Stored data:

■ ■ ■ ■ ■

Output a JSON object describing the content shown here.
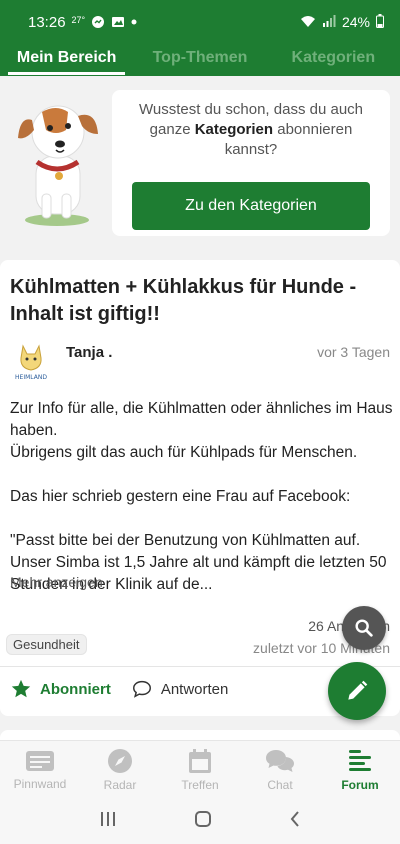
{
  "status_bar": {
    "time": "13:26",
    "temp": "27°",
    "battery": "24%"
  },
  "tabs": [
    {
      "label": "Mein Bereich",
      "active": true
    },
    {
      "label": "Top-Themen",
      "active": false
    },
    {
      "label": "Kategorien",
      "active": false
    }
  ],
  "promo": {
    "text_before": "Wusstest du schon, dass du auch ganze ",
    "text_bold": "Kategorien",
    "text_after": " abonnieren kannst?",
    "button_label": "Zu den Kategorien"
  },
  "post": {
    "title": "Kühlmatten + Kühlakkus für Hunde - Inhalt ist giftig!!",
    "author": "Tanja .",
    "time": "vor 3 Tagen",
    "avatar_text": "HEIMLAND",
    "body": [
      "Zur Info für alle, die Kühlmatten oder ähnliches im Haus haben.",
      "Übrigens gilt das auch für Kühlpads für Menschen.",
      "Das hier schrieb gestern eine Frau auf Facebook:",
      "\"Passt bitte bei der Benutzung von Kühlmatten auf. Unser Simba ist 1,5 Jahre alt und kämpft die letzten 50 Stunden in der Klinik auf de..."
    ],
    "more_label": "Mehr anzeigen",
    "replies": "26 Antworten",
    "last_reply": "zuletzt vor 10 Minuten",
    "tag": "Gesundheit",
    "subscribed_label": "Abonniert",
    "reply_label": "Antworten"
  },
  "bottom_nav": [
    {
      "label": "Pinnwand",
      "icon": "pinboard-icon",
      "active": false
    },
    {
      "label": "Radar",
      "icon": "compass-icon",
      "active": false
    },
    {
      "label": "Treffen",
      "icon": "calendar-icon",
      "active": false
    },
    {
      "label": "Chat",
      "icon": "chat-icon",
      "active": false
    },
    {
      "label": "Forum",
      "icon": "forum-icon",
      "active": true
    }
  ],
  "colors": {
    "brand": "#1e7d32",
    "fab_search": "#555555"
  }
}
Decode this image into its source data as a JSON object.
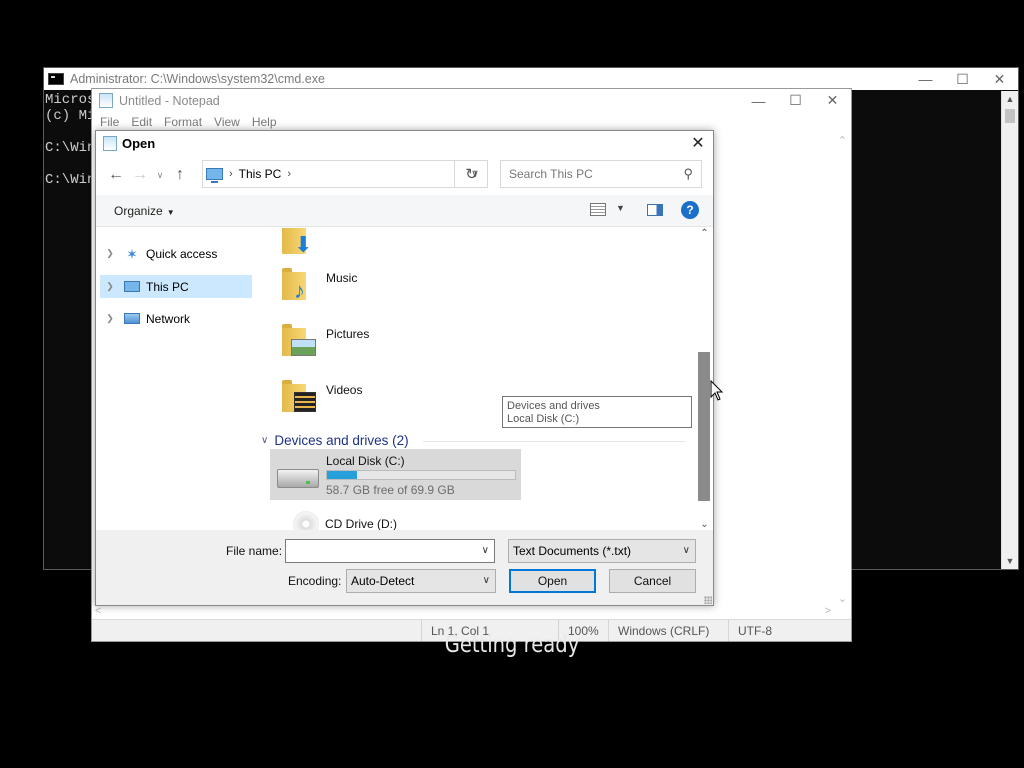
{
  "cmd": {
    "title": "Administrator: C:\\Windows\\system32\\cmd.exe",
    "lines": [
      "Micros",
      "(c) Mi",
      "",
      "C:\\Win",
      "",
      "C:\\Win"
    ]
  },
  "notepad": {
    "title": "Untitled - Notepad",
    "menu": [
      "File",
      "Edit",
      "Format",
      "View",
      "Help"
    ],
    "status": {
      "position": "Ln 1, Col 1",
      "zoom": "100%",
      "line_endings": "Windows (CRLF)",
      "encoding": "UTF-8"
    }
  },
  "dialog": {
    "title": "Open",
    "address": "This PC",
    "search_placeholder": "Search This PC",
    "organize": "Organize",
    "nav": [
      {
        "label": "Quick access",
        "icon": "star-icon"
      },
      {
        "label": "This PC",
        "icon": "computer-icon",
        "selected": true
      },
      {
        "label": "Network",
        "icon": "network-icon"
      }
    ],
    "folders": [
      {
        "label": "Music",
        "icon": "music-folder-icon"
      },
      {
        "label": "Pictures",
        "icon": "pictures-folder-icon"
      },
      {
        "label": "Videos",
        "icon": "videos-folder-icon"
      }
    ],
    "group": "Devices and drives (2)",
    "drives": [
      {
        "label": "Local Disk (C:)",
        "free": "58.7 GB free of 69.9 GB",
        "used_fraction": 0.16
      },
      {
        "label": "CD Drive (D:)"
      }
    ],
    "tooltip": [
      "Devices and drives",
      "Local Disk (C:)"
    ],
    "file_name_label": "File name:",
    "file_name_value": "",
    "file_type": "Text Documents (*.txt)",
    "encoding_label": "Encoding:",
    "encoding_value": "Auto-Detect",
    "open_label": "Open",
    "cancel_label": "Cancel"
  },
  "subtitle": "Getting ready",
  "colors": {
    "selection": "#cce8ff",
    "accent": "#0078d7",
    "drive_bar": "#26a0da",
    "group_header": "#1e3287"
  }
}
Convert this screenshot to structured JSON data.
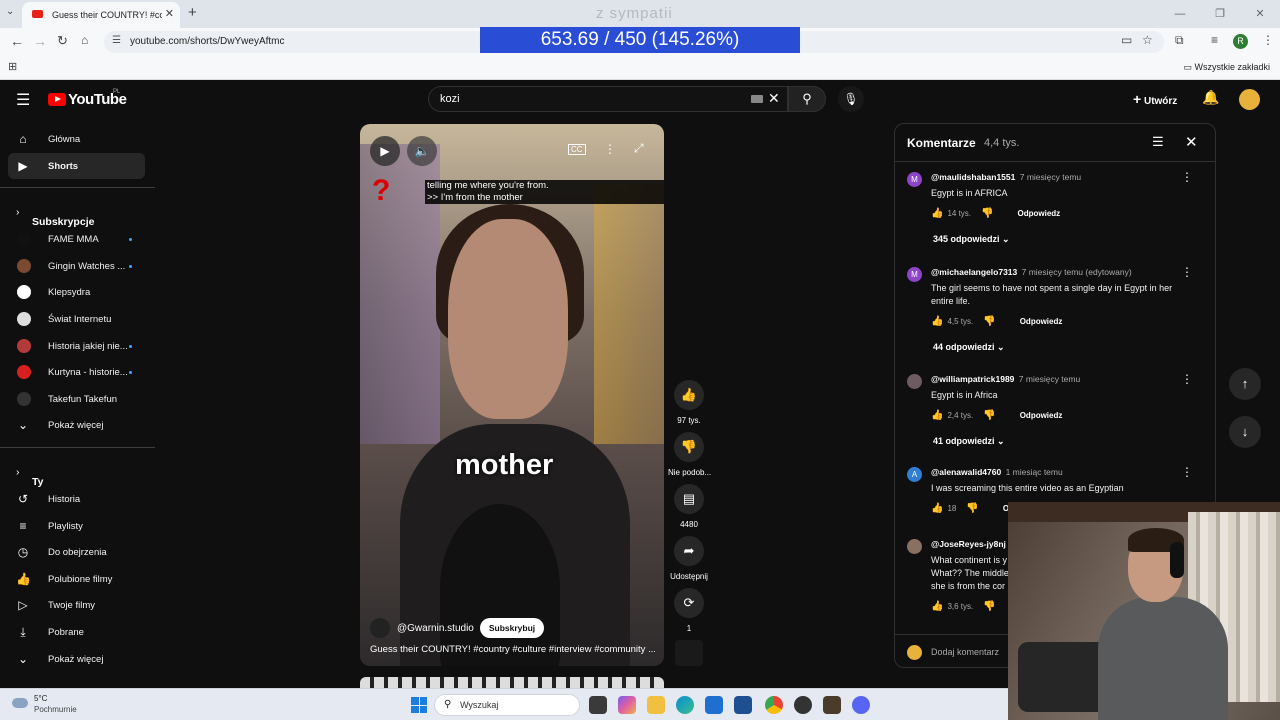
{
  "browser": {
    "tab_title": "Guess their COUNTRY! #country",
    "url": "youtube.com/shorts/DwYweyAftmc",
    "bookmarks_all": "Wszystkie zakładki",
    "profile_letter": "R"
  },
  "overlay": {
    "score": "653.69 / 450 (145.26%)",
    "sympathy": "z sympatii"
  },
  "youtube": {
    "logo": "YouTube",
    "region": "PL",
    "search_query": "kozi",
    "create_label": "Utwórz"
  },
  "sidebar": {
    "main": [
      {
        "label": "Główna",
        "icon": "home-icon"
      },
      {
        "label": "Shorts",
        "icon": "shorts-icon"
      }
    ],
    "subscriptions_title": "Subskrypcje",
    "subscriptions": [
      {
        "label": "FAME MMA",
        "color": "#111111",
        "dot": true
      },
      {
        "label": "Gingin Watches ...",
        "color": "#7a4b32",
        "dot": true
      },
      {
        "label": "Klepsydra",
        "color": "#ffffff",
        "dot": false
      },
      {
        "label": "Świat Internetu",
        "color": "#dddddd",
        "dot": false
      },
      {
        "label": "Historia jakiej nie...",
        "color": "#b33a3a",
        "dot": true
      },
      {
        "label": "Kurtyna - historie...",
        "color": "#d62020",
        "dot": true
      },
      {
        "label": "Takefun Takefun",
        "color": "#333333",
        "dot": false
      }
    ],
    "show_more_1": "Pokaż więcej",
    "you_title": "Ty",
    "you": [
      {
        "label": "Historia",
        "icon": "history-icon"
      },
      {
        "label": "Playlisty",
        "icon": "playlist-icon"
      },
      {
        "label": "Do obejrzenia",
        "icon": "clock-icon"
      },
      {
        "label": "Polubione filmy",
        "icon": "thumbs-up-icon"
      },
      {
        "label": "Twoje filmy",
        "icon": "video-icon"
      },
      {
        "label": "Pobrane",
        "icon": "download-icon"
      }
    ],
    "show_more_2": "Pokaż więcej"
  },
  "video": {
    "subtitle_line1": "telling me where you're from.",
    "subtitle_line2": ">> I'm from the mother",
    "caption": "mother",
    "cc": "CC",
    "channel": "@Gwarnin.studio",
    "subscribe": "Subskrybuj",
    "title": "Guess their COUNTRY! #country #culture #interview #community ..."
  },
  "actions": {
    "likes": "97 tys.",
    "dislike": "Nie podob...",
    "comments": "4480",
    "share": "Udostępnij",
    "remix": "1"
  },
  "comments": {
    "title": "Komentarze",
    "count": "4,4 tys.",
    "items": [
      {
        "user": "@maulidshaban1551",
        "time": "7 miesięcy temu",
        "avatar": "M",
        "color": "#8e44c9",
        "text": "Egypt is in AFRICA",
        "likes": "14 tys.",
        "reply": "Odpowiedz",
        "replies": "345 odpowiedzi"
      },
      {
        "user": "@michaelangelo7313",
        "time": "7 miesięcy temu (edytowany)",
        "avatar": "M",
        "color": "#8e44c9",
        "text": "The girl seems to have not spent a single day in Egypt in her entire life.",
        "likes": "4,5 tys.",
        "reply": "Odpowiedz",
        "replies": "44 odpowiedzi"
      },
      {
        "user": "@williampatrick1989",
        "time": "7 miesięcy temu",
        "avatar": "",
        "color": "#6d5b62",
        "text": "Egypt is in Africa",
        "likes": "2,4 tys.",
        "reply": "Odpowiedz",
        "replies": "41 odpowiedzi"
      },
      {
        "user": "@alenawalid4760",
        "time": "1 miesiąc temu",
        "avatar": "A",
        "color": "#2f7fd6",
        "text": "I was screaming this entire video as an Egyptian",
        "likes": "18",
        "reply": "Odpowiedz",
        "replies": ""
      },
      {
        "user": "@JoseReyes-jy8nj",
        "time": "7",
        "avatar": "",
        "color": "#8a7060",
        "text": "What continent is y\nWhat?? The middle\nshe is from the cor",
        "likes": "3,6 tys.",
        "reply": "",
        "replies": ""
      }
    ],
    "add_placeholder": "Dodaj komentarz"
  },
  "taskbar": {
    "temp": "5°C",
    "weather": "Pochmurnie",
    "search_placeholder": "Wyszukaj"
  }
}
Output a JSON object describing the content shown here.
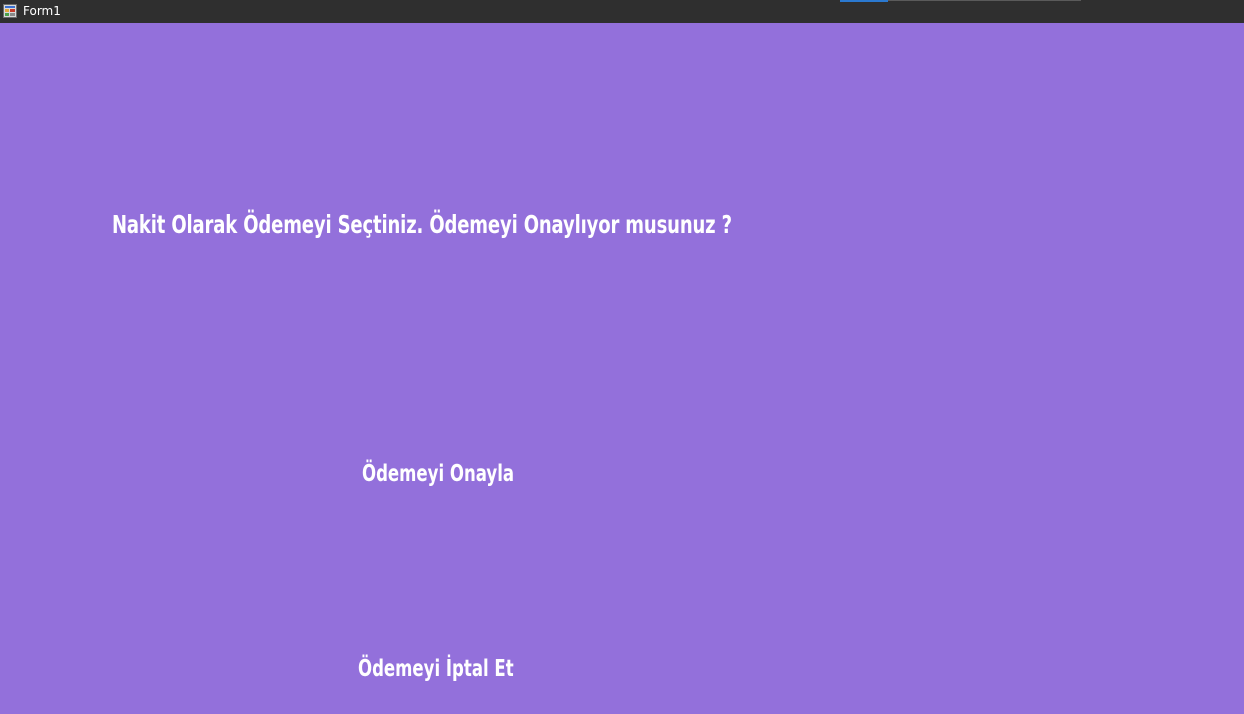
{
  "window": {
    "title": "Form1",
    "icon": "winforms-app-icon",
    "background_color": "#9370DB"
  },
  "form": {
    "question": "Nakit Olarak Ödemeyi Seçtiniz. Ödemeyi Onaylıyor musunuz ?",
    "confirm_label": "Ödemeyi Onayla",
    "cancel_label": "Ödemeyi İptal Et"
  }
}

■ ■ ■ ■ ■

Count every line of the records that holds the string "temu". Write only the total.

4